**TASK:**
Output the material exactly, but drop every image it holds.

**TASK INPUTS:**
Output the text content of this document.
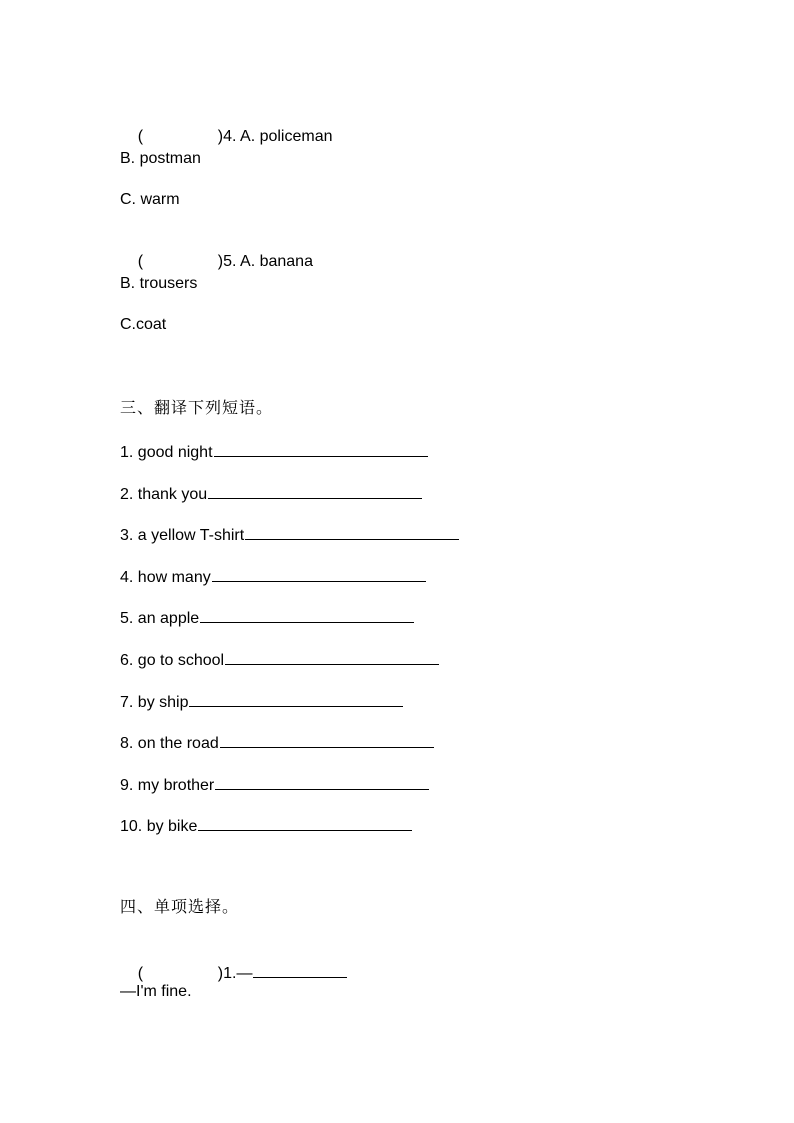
(	)4. A. policeman

B. postman
C. warm

(	)5. A. banana

B. trousers
C.coat
三、翻译下列短语。
1. good night
2. thank you
3. a yellow T-shirt
4. how many
5. an apple
6. go to school
7. by ship
8. on the road
9. my brother
10. by bike
四、单项选择。

(	)1.—

—I'm fine.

**FINAL RESULT:**
Output the text content of this document.
(	)4. A. policeman

B. postman
C. warm

(	)5. A. banana

B. trousers
C.coat
三、翻译下列短语。
1. good night
2. thank you
3. a yellow T-shirt
4. how many
5. an apple
6. go to school
7. by ship
8. on the road
9. my brother
10. by bike
四、单项选择。

(	)1.—

—I'm fine.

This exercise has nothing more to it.